» **TASK DIRECTIONS**
Your task is to transcribe all of the data below exactly, omitting the images.

» **RECORD SET**
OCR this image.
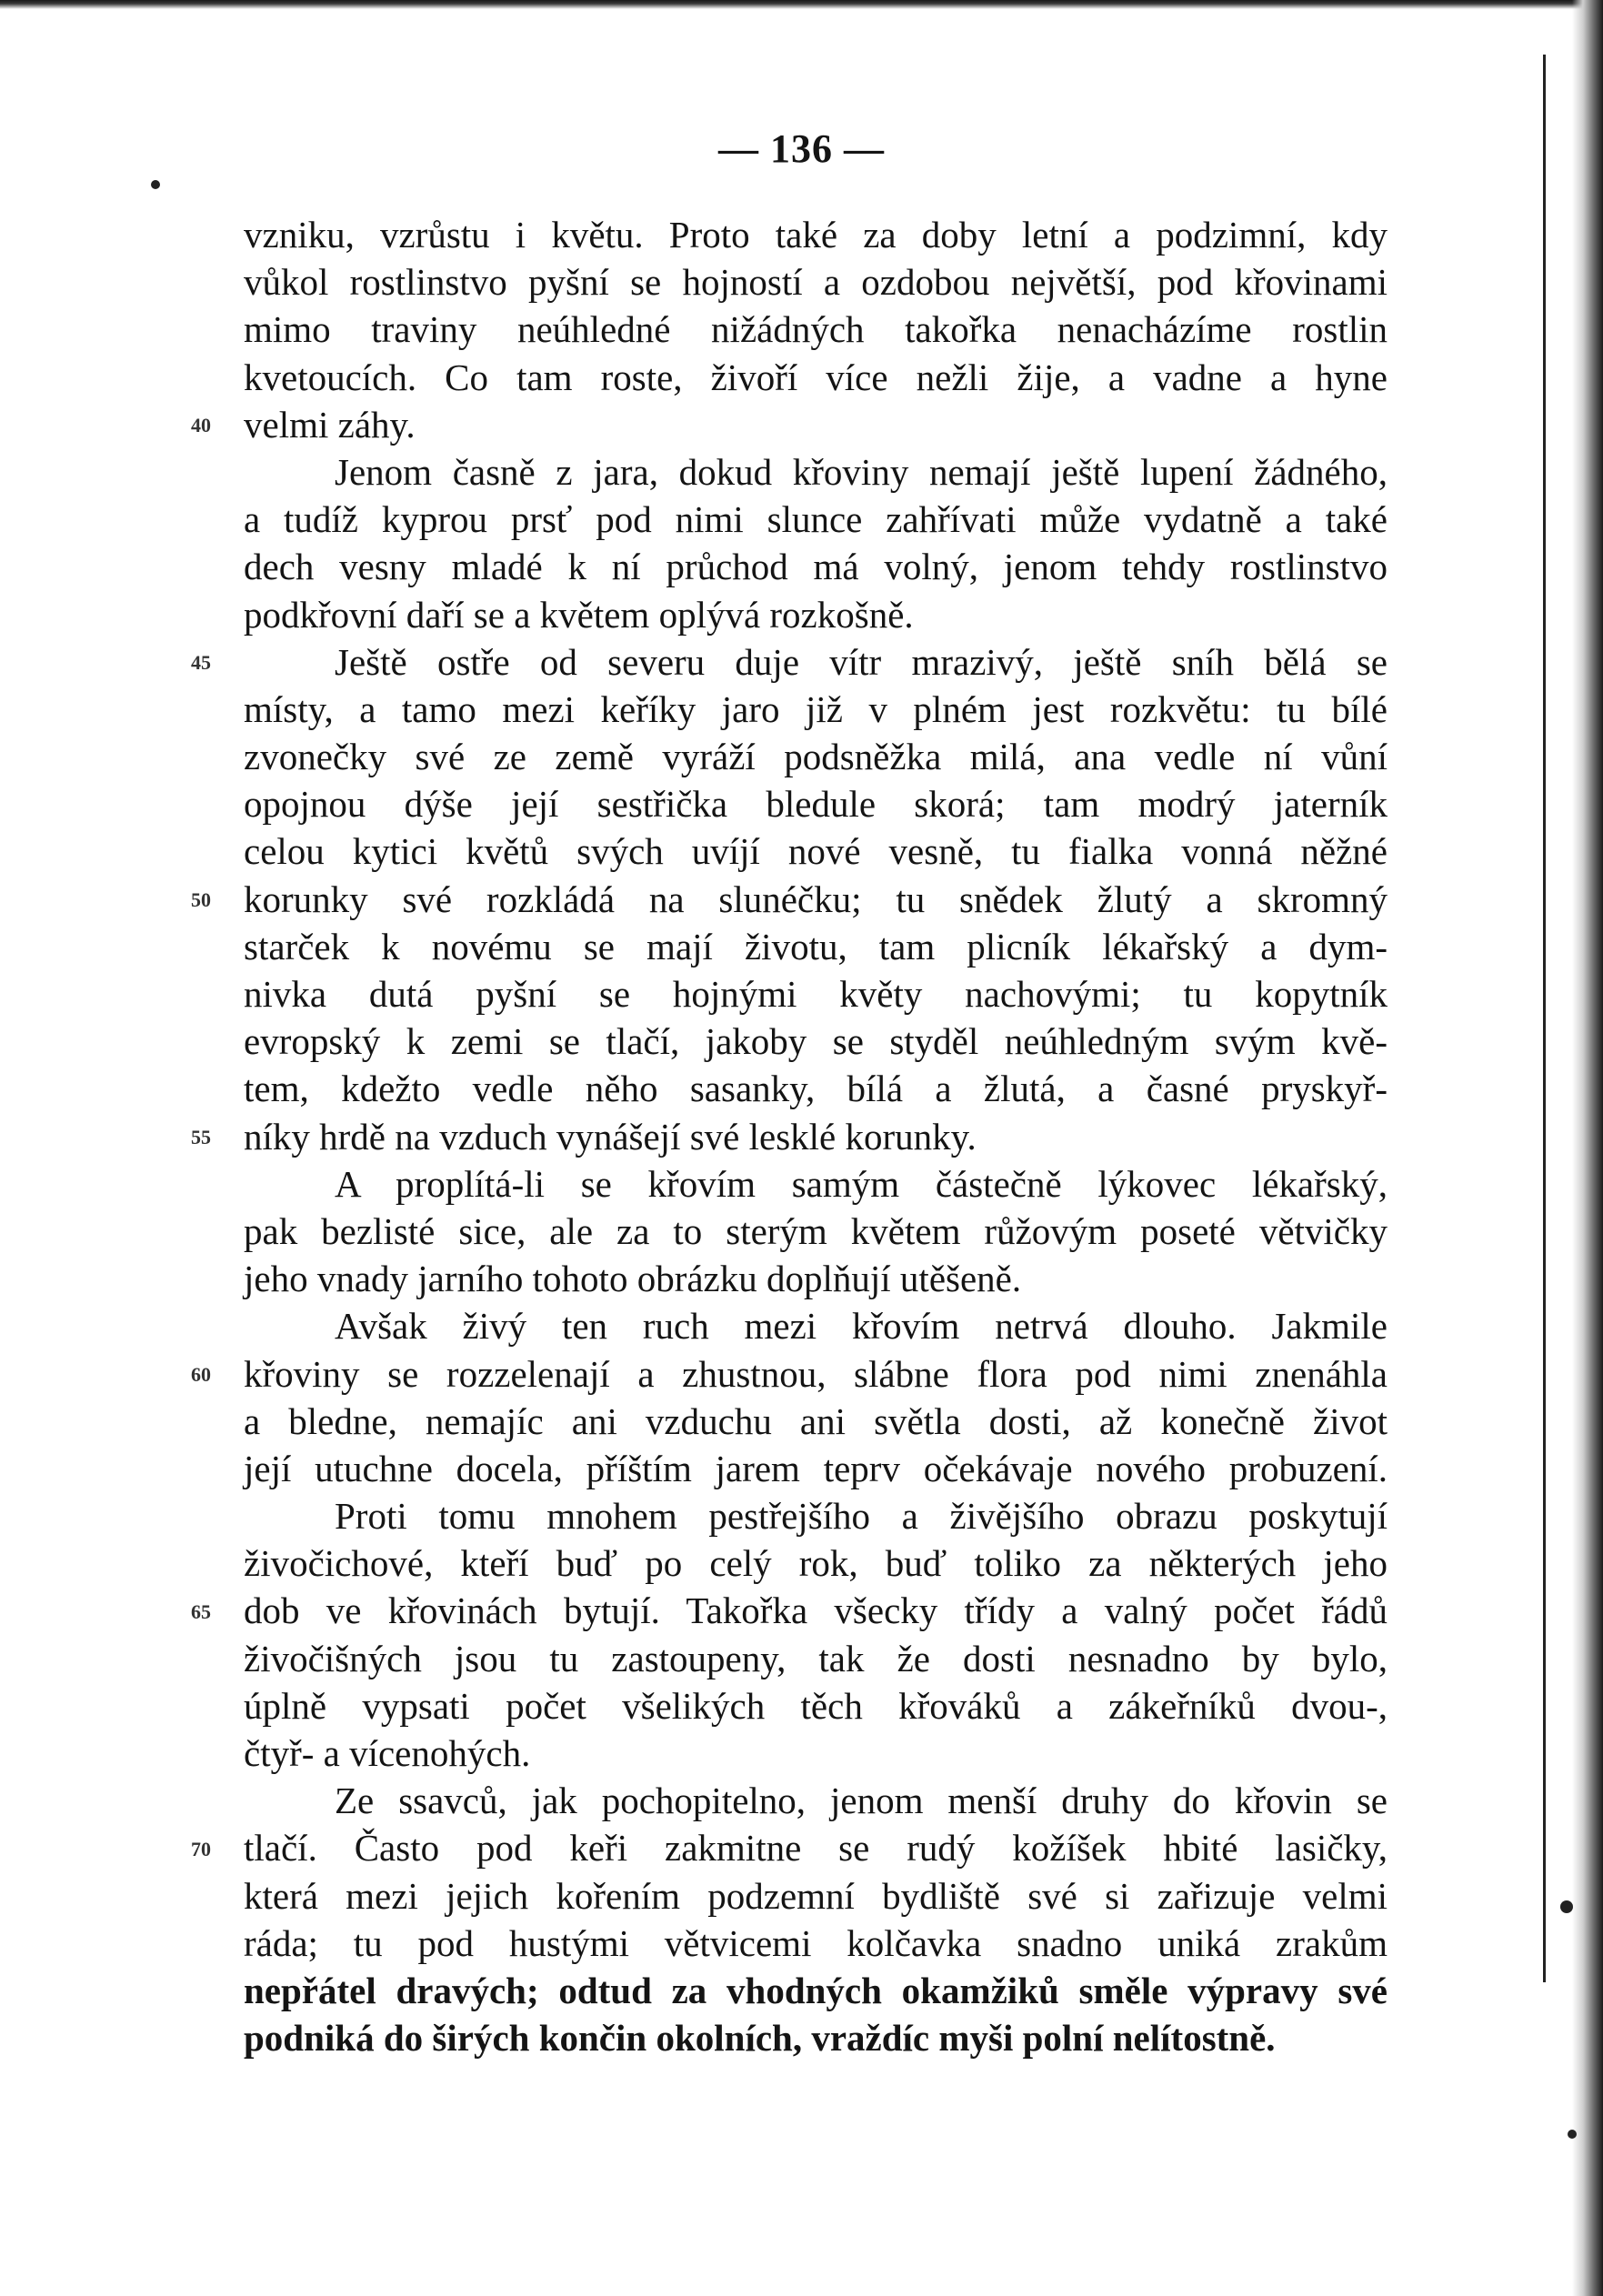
— 136 —
40
45
50
55
60
65
70
vzniku, vzrůstu i květu. Proto také za doby letní a podzimní, kdy
vůkol rostlinstvo pyšní se hojností a ozdobou největší, pod křovinami
mimo traviny neúhledné nižádných takořka nenacházíme rostlin
kvetoucích. Co tam roste, živoří více nežli žije, a vadne a hyne
velmi záhy.
Jenom časně z jara, dokud křoviny nemají ještě lupení žádného,
a tudíž kyprou prsť pod nimi slunce zahřívati může vydatně a také
dech vesny mladé k ní průchod má volný, jenom tehdy rostlinstvo
podkřovní daří se a květem oplývá rozkošně.
Ještě ostře od severu duje vítr mrazivý, ještě sníh bělá se
místy, a tamo mezi keříky jaro již v plném jest rozkvětu: tu bílé
zvonečky své ze země vyráží podsněžka milá, ana vedle ní vůní
opojnou dýše její sestřička bledule skorá; tam modrý jaterník
celou kytici květů svých uvíjí nové vesně, tu fialka vonná něžné
korunky své rozkládá na slunéčku; tu snědek žlutý a skromný
starček k novému se mají životu, tam plicník lékařský a dym-
nivka dutá pyšní se hojnými květy nachovými; tu kopytník
evropský k zemi se tlačí, jakoby se styděl neúhledným svým kvě-
tem, kdežto vedle něho sasanky, bílá a žlutá, a časné pryskyř-
níky hrdě na vzduch vynášejí své lesklé korunky.
A proplítá-li se křovím samým částečně lýkovec lékařský,
pak bezlisté sice, ale za to sterým květem růžovým poseté větvičky
jeho vnady jarního tohoto obrázku doplňují utěšeně.
Avšak živý ten ruch mezi křovím netrvá dlouho. Jakmile
křoviny se rozzelenají a zhustnou, slábne flora pod nimi znenáhla
a bledne, nemajíc ani vzduchu ani světla dosti, až konečně život
její utuchne docela, příštím jarem teprv očekávaje nového probuzení.
Proti tomu mnohem pestřejšího a živějšího obrazu poskytují
živočichové, kteří buď po celý rok, buď toliko za některých jeho
dob ve křovinách bytují. Takořka všecky třídy a valný počet řádů
živočišných jsou tu zastoupeny, tak že dosti nesnadno by bylo,
úplně vypsati počet všelikých těch křováků a zákeřníků dvou-,
čtyř- a vícenohých.
Ze ssavců, jak pochopitelno, jenom menší druhy do křovin se
tlačí. Často pod keři zakmitne se rudý kožíšek hbité lasičky,
která mezi jejich kořením podzemní bydliště své si zařizuje velmi
ráda; tu pod hustými větvicemi kolčavka snadno uniká zrakům
nepřátel dravých; odtud za vhodných okamžiků směle výpravy své
podniká do širých končin okolních, vraždíc myši polní nelítostně.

» **RESULT**
OCR this image.
— 136 —
40
45
50
55
60
65
70
vzniku, vzrůstu i květu. Proto také za doby letní a podzimní, kdy
vůkol rostlinstvo pyšní se hojností a ozdobou největší, pod křovinami
mimo traviny neúhledné nižádných takořka nenacházíme rostlin
kvetoucích. Co tam roste, živoří více nežli žije, a vadne a hyne
velmi záhy.
Jenom časně z jara, dokud křoviny nemají ještě lupení žádného,
a tudíž kyprou prsť pod nimi slunce zahřívati může vydatně a také
dech vesny mladé k ní průchod má volný, jenom tehdy rostlinstvo
podkřovní daří se a květem oplývá rozkošně.
Ještě ostře od severu duje vítr mrazivý, ještě sníh bělá se
místy, a tamo mezi keříky jaro již v plném jest rozkvětu: tu bílé
zvonečky své ze země vyráží podsněžka milá, ana vedle ní vůní
opojnou dýše její sestřička bledule skorá; tam modrý jaterník
celou kytici květů svých uvíjí nové vesně, tu fialka vonná něžné
korunky své rozkládá na slunéčku; tu snědek žlutý a skromný
starček k novému se mají životu, tam plicník lékařský a dym-
nivka dutá pyšní se hojnými květy nachovými; tu kopytník
evropský k zemi se tlačí, jakoby se styděl neúhledným svým kvě-
tem, kdežto vedle něho sasanky, bílá a žlutá, a časné pryskyř-
níky hrdě na vzduch vynášejí své lesklé korunky.
A proplítá-li se křovím samým částečně lýkovec lékařský,
pak bezlisté sice, ale za to sterým květem růžovým poseté větvičky
jeho vnady jarního tohoto obrázku doplňují utěšeně.
Avšak živý ten ruch mezi křovím netrvá dlouho. Jakmile
křoviny se rozzelenají a zhustnou, slábne flora pod nimi znenáhla
a bledne, nemajíc ani vzduchu ani světla dosti, až konečně život
její utuchne docela, příštím jarem teprv očekávaje nového probuzení.
Proti tomu mnohem pestřejšího a živějšího obrazu poskytují
živočichové, kteří buď po celý rok, buď toliko za některých jeho
dob ve křovinách bytují. Takořka všecky třídy a valný počet řádů
živočišných jsou tu zastoupeny, tak že dosti nesnadno by bylo,
úplně vypsati počet všelikých těch křováků a zákeřníků dvou-,
čtyř- a vícenohých.
Ze ssavců, jak pochopitelno, jenom menší druhy do křovin se
tlačí. Často pod keři zakmitne se rudý kožíšek hbité lasičky,
která mezi jejich kořením podzemní bydliště své si zařizuje velmi
ráda; tu pod hustými větvicemi kolčavka snadno uniká zrakům
nepřátel dravých; odtud za vhodných okamžiků směle výpravy své
podniká do širých končin okolních, vraždíc myši polní nelítostně.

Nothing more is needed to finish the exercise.